__INFORMATION SUPPLIED__:
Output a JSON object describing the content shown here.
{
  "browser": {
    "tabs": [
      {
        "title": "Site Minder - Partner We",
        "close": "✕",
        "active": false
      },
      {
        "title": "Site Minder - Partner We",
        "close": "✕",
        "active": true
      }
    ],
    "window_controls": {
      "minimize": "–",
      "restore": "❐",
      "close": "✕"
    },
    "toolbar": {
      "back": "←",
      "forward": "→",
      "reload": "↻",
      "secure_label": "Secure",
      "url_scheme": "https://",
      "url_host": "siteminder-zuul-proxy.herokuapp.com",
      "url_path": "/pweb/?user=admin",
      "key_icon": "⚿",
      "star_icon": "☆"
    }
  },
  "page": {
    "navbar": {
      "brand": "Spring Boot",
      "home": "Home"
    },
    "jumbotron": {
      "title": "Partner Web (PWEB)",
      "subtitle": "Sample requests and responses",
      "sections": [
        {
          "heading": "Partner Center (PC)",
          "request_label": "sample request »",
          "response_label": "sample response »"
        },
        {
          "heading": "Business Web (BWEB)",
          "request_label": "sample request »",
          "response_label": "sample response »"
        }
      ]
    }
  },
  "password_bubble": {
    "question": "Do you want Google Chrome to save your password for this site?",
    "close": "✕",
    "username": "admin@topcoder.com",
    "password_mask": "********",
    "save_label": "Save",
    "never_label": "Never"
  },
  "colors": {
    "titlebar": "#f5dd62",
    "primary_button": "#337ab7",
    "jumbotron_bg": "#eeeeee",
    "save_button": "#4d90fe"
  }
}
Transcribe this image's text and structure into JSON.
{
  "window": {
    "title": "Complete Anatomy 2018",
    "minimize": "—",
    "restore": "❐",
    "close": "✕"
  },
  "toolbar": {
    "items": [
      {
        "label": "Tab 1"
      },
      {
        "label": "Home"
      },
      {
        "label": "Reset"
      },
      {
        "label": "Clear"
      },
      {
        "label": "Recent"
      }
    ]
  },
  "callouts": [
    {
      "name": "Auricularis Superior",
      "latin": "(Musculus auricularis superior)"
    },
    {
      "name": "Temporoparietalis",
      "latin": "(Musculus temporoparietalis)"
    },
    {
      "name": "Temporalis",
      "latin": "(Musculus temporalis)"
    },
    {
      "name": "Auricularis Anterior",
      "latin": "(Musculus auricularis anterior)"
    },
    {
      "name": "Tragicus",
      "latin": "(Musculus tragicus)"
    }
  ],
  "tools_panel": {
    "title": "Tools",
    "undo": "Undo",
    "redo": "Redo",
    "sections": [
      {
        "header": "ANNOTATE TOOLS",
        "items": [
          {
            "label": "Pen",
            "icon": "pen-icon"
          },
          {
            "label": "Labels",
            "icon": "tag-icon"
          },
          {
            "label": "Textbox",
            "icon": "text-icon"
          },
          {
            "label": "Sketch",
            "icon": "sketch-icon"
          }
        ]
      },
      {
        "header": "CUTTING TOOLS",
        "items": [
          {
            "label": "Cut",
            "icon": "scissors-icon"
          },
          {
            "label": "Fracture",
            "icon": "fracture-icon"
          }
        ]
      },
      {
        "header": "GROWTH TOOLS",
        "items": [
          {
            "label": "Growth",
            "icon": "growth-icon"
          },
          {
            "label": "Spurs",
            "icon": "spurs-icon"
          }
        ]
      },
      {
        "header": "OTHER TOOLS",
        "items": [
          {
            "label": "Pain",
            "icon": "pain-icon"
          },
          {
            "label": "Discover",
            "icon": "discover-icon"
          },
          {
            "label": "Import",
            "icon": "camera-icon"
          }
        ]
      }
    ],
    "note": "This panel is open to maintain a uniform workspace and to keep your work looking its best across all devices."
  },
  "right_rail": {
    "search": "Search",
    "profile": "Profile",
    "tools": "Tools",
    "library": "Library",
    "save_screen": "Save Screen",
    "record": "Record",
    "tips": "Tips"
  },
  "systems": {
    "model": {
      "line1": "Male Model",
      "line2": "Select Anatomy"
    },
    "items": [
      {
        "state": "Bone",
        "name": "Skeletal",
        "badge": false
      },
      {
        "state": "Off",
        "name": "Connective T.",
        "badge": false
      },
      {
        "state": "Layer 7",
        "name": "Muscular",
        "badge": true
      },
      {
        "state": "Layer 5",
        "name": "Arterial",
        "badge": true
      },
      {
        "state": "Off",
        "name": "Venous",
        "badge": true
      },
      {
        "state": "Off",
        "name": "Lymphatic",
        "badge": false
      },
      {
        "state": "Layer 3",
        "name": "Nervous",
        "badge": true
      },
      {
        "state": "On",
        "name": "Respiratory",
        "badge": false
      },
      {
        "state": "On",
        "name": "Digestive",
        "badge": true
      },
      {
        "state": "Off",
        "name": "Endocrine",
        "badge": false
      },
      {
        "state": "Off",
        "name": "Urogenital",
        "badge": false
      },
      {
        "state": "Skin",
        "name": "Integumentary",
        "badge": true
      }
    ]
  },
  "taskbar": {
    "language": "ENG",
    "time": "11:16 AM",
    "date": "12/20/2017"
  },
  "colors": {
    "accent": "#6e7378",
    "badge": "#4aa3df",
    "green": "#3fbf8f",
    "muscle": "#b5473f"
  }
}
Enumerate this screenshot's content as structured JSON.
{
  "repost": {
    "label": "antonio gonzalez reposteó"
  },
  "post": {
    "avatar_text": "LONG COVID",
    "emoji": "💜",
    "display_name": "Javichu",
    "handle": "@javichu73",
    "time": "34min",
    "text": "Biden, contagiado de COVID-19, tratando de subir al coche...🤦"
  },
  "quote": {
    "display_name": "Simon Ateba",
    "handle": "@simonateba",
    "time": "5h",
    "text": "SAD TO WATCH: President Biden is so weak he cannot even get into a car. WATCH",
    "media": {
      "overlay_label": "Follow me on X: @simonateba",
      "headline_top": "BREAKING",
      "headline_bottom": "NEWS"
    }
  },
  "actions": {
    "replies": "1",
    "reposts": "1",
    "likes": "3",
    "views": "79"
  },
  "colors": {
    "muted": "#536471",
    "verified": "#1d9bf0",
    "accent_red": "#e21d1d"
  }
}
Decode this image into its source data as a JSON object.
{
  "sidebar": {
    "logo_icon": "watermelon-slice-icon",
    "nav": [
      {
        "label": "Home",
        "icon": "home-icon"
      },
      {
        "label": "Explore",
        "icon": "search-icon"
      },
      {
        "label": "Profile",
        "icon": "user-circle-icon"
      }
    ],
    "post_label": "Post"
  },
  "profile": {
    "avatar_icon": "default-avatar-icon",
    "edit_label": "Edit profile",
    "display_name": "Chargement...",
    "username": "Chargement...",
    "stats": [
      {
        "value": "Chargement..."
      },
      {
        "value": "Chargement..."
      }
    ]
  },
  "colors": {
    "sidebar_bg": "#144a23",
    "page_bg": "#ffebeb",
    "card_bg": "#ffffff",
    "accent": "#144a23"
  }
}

__WRITTEN INSTRUCTION__:
All lines that include "COVID" are to be gathered and copied.

__TASK RESULT__:
    "avatar_text": "LONG COVID",
    "text": "Biden, contagiado de COVID-19, tratando de subir al coche...🤦"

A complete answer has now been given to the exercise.